>> Begin Data lines

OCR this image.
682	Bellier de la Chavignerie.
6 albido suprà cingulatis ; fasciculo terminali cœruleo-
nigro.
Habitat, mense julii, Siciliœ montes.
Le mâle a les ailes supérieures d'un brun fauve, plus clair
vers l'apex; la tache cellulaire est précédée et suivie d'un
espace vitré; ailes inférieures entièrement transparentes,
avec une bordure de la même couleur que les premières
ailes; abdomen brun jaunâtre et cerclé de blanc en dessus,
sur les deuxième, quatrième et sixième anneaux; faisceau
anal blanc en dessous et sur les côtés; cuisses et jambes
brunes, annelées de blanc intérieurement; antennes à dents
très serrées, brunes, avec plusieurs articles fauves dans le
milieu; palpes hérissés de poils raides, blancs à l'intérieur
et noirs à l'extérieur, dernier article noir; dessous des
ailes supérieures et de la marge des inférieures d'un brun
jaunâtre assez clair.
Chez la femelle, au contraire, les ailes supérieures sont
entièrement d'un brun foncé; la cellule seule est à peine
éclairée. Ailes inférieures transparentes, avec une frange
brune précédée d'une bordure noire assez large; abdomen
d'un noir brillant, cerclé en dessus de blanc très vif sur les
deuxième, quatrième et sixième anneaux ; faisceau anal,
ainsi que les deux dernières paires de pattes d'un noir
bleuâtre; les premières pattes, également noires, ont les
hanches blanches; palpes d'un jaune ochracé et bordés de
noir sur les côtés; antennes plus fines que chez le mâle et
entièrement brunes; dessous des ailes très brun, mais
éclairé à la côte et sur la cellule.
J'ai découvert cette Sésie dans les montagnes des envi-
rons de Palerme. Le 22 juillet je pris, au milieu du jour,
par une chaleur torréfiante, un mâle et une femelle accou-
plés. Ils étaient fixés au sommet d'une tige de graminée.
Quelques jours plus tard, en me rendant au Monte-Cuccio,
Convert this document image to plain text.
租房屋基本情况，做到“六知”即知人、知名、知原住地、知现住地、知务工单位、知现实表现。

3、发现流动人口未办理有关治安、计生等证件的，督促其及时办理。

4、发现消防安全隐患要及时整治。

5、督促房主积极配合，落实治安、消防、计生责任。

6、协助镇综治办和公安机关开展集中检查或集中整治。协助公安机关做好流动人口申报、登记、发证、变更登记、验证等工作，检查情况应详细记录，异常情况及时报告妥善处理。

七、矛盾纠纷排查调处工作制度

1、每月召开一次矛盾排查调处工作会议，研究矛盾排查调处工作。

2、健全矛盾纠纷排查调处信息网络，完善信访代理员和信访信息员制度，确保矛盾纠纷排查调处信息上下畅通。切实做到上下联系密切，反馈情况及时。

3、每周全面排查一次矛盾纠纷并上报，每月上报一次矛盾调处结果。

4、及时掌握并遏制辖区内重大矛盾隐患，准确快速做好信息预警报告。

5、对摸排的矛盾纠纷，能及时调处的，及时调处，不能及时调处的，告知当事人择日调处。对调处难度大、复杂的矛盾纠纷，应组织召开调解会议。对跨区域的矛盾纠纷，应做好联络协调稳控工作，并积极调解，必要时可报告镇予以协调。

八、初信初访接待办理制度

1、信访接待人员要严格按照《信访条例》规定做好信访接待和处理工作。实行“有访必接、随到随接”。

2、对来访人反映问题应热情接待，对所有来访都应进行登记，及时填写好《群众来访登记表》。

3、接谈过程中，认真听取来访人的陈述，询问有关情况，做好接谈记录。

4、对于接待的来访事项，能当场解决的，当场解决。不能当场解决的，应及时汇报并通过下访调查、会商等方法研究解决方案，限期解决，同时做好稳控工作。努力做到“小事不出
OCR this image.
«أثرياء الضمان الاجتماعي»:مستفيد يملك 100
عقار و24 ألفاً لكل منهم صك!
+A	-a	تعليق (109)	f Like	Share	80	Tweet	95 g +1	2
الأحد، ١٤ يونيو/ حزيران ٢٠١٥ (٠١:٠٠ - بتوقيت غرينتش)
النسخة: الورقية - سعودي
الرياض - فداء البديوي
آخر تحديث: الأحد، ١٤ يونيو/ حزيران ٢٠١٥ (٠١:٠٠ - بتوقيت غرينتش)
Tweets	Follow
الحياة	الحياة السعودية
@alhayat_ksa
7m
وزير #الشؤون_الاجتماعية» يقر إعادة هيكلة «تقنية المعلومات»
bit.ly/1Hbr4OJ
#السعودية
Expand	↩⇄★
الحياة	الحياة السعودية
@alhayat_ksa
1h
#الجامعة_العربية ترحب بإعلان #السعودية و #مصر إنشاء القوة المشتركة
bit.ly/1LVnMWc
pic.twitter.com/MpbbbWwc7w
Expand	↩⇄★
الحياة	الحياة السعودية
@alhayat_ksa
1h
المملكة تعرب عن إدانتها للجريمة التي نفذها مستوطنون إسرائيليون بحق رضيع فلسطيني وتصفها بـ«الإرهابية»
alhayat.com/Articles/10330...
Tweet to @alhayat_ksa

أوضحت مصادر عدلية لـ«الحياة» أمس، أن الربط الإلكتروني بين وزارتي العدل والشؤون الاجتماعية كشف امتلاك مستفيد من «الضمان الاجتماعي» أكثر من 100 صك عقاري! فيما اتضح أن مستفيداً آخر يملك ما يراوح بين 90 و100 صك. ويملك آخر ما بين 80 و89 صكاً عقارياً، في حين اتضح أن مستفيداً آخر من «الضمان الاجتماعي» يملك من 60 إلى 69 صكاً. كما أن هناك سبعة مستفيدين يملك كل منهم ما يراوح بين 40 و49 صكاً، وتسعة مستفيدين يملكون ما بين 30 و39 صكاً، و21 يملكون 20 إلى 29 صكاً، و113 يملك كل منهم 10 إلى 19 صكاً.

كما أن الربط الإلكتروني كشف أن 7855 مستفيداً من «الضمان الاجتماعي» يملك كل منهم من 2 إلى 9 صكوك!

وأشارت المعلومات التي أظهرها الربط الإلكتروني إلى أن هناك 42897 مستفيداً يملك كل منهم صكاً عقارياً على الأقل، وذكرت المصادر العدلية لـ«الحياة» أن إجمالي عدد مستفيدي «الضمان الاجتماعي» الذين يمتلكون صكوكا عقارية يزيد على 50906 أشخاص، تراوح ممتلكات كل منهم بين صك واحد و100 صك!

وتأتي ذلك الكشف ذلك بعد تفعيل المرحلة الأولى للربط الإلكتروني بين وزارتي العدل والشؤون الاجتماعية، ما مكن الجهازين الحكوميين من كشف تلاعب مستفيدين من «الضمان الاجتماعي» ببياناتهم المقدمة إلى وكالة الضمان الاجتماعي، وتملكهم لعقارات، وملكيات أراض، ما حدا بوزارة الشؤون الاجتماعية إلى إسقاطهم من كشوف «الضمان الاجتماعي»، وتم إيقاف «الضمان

>> End Data lines

Your task is to repeat the data exactly, with nothing left out.

OCR this image.
682	Bellier de la Chavignerie.
6 albido suprà cingulatis ; fasciculo terminali cœruleo-
nigro.
Habitat, mense julii, Siciliœ montes.
Le mâle a les ailes supérieures d'un brun fauve, plus clair
vers l'apex; la tache cellulaire est précédée et suivie d'un
espace vitré; ailes inférieures entièrement transparentes,
avec une bordure de la même couleur que les premières
ailes; abdomen brun jaunâtre et cerclé de blanc en dessus,
sur les deuxième, quatrième et sixième anneaux; faisceau
anal blanc en dessous et sur les côtés; cuisses et jambes
brunes, annelées de blanc intérieurement; antennes à dents
très serrées, brunes, avec plusieurs articles fauves dans le
milieu; palpes hérissés de poils raides, blancs à l'intérieur
et noirs à l'extérieur, dernier article noir; dessous des
ailes supérieures et de la marge des inférieures d'un brun
jaunâtre assez clair.
Chez la femelle, au contraire, les ailes supérieures sont
entièrement d'un brun foncé; la cellule seule est à peine
éclairée. Ailes inférieures transparentes, avec une frange
brune précédée d'une bordure noire assez large; abdomen
d'un noir brillant, cerclé en dessus de blanc très vif sur les
deuxième, quatrième et sixième anneaux ; faisceau anal,
ainsi que les deux dernières paires de pattes d'un noir
bleuâtre; les premières pattes, également noires, ont les
hanches blanches; palpes d'un jaune ochracé et bordés de
noir sur les côtés; antennes plus fines que chez le mâle et
entièrement brunes; dessous des ailes très brun, mais
éclairé à la côte et sur la cellule.
J'ai découvert cette Sésie dans les montagnes des envi-
rons de Palerme. Le 22 juillet je pris, au milieu du jour,
par une chaleur torréfiante, un mâle et une femelle accou-
plés. Ils étaient fixés au sommet d'une tige de graminée.
Quelques jours plus tard, en me rendant au Monte-Cuccio,
Convert this document image to plain text.
租房屋基本情况，做到“六知”即知人、知名、知原住地、知现住地、知务工单位、知现实表现。

3、发现流动人口未办理有关治安、计生等证件的，督促其及时办理。

4、发现消防安全隐患要及时整治。

5、督促房主积极配合，落实治安、消防、计生责任。

6、协助镇综治办和公安机关开展集中检查或集中整治。协助公安机关做好流动人口申报、登记、发证、变更登记、验证等工作，检查情况应详细记录，异常情况及时报告妥善处理。

七、矛盾纠纷排查调处工作制度

1、每月召开一次矛盾排查调处工作会议，研究矛盾排查调处工作。

2、健全矛盾纠纷排查调处信息网络，完善信访代理员和信访信息员制度，确保矛盾纠纷排查调处信息上下畅通。切实做到上下联系密切，反馈情况及时。

3、每周全面排查一次矛盾纠纷并上报，每月上报一次矛盾调处结果。

4、及时掌握并遏制辖区内重大矛盾隐患，准确快速做好信息预警报告。

5、对摸排的矛盾纠纷，能及时调处的，及时调处，不能及时调处的，告知当事人择日调处。对调处难度大、复杂的矛盾纠纷，应组织召开调解会议。对跨区域的矛盾纠纷，应做好联络协调稳控工作，并积极调解，必要时可报告镇予以协调。

八、初信初访接待办理制度

1、信访接待人员要严格按照《信访条例》规定做好信访接待和处理工作。实行“有访必接、随到随接”。

2、对来访人反映问题应热情接待，对所有来访都应进行登记，及时填写好《群众来访登记表》。

3、接谈过程中，认真听取来访人的陈述，询问有关情况，做好接谈记录。

4、对于接待的来访事项，能当场解决的，当场解决。不能当场解决的，应及时汇报并通过下访调查、会商等方法研究解决方案，限期解决，同时做好稳控工作。努力做到“小事不出
OCR this image.
«أثرياء الضمان الاجتماعي»:مستفيد يملك 100
عقار و24 ألفاً لكل منهم صك!
+A	-a	تعليق (109)	f Like	Share	80	Tweet	95 g +1	2
الأحد، ١٤ يونيو/ حزيران ٢٠١٥ (٠١:٠٠ - بتوقيت غرينتش)
النسخة: الورقية - سعودي
الرياض - فداء البديوي
آخر تحديث: الأحد، ١٤ يونيو/ حزيران ٢٠١٥ (٠١:٠٠ - بتوقيت غرينتش)
Tweets	Follow
الحياة	الحياة السعودية
@alhayat_ksa
7m
وزير #الشؤون_الاجتماعية» يقر إعادة هيكلة «تقنية المعلومات»
bit.ly/1Hbr4OJ
#السعودية
Expand	↩⇄★
الحياة	الحياة السعودية
@alhayat_ksa
1h
#الجامعة_العربية ترحب بإعلان #السعودية و #مصر إنشاء القوة المشتركة
bit.ly/1LVnMWc
pic.twitter.com/MpbbbWwc7w
Expand	↩⇄★
الحياة	الحياة السعودية
@alhayat_ksa
1h
المملكة تعرب عن إدانتها للجريمة التي نفذها مستوطنون إسرائيليون بحق رضيع فلسطيني وتصفها بـ«الإرهابية»
alhayat.com/Articles/10330...
Tweet to @alhayat_ksa

أوضحت مصادر عدلية لـ«الحياة» أمس، أن الربط الإلكتروني بين وزارتي العدل والشؤون الاجتماعية كشف امتلاك مستفيد من «الضمان الاجتماعي» أكثر من 100 صك عقاري! فيما اتضح أن مستفيداً آخر يملك ما يراوح بين 90 و100 صك. ويملك آخر ما بين 80 و89 صكاً عقارياً، في حين اتضح أن مستفيداً آخر من «الضمان الاجتماعي» يملك من 60 إلى 69 صكاً. كما أن هناك سبعة مستفيدين يملك كل منهم ما يراوح بين 40 و49 صكاً، وتسعة مستفيدين يملكون ما بين 30 و39 صكاً، و21 يملكون 20 إلى 29 صكاً، و113 يملك كل منهم 10 إلى 19 صكاً.

كما أن الربط الإلكتروني كشف أن 7855 مستفيداً من «الضمان الاجتماعي» يملك كل منهم من 2 إلى 9 صكوك!

وأشارت المعلومات التي أظهرها الربط الإلكتروني إلى أن هناك 42897 مستفيداً يملك كل منهم صكاً عقارياً على الأقل، وذكرت المصادر العدلية لـ«الحياة» أن إجمالي عدد مستفيدي «الضمان الاجتماعي» الذين يمتلكون صكوكا عقارية يزيد على 50906 أشخاص، تراوح ممتلكات كل منهم بين صك واحد و100 صك!

وتأتي ذلك الكشف ذلك بعد تفعيل المرحلة الأولى للربط الإلكتروني بين وزارتي العدل والشؤون الاجتماعية، ما مكن الجهازين الحكوميين من كشف تلاعب مستفيدين من «الضمان الاجتماعي» ببياناتهم المقدمة إلى وكالة الضمان الاجتماعي، وتملكهم لعقارات، وملكيات أراض، ما حدا بوزارة الشؤون الاجتماعية إلى إسقاطهم من كشوف «الضمان الاجتماعي»، وتم إيقاف «الضمان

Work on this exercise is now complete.